Request.
Look below. Copy each line that has "братьями" in it.

++++++

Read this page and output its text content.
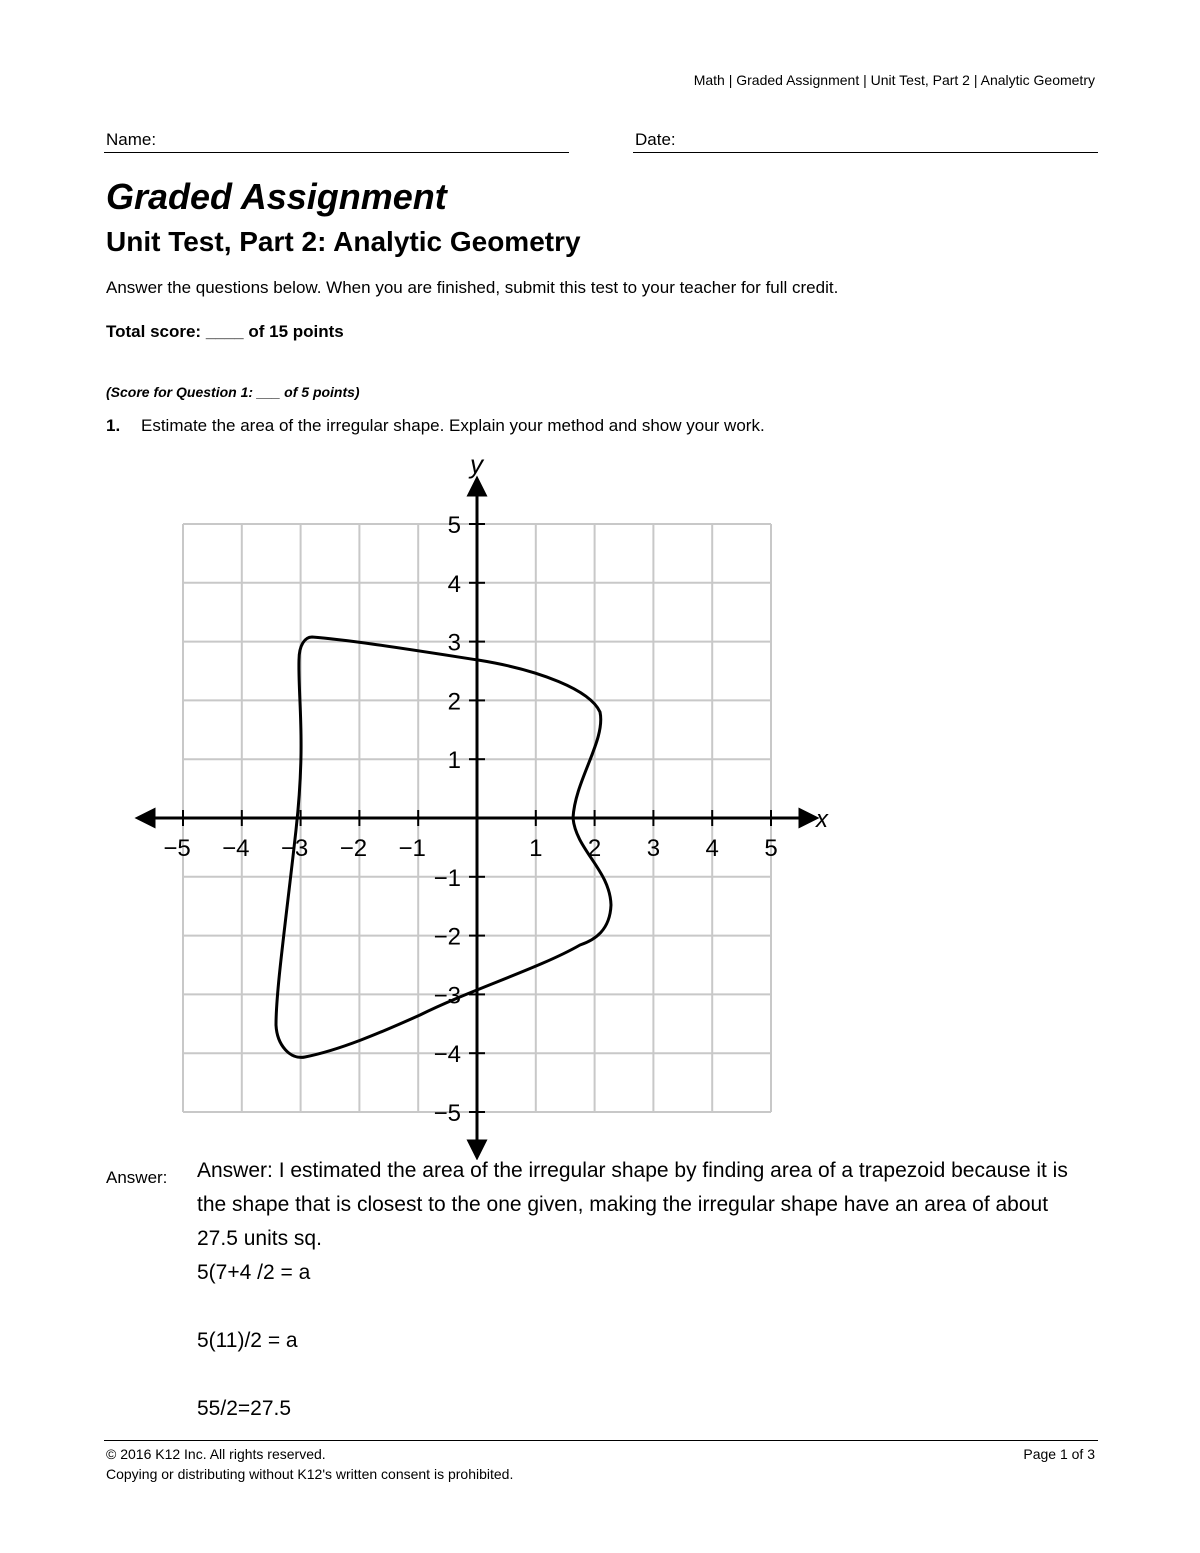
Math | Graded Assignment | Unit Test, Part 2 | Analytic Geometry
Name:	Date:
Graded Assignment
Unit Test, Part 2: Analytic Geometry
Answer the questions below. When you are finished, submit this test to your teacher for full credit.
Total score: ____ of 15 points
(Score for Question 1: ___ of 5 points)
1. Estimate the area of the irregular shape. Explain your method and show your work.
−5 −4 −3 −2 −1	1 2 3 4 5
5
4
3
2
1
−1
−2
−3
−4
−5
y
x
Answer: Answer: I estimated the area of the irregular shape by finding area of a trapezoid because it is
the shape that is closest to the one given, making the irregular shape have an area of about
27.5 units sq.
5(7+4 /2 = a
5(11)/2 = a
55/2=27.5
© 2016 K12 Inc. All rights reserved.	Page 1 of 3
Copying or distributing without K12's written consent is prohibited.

++++++

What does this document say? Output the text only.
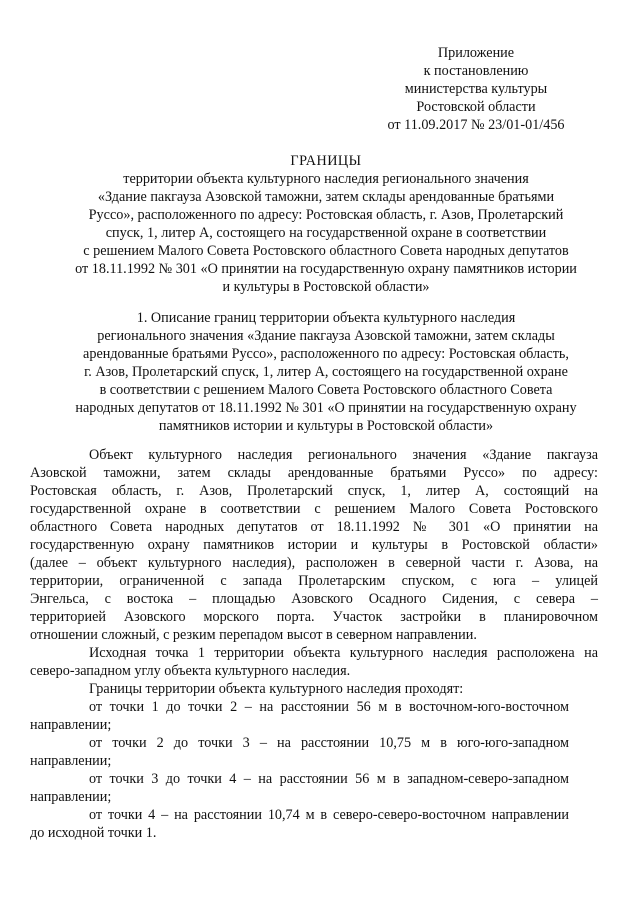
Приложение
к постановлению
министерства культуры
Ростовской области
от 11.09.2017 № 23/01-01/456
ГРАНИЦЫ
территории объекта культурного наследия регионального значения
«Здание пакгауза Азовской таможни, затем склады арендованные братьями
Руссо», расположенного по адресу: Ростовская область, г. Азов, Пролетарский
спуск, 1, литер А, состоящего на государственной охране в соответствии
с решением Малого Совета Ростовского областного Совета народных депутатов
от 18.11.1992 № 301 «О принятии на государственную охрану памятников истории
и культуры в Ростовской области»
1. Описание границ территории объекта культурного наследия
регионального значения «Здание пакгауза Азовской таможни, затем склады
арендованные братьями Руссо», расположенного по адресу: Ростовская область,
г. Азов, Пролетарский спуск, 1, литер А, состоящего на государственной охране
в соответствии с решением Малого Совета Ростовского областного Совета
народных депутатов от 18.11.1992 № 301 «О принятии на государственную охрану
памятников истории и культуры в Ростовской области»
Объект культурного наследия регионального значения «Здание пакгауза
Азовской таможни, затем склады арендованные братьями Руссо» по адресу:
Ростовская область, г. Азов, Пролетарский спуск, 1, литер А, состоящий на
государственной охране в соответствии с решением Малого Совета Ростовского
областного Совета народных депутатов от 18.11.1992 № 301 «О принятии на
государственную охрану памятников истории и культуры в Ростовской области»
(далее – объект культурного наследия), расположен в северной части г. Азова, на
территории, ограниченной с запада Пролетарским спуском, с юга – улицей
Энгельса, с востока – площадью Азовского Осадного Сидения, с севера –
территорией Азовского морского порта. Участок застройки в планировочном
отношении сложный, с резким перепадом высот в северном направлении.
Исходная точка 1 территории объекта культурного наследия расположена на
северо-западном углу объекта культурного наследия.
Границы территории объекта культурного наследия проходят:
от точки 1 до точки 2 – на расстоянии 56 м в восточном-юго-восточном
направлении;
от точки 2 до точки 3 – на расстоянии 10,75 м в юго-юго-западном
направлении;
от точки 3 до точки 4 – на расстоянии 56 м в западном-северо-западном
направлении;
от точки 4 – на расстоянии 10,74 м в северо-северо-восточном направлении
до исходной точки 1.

++++++

Exercise response.
«Здание пакгауза Азовской таможни, затем склады арендованные братьями
арендованные братьями Руссо», расположенного по адресу: Ростовская область,
Азовской таможни, затем склады арендованные братьями Руссо» по адресу:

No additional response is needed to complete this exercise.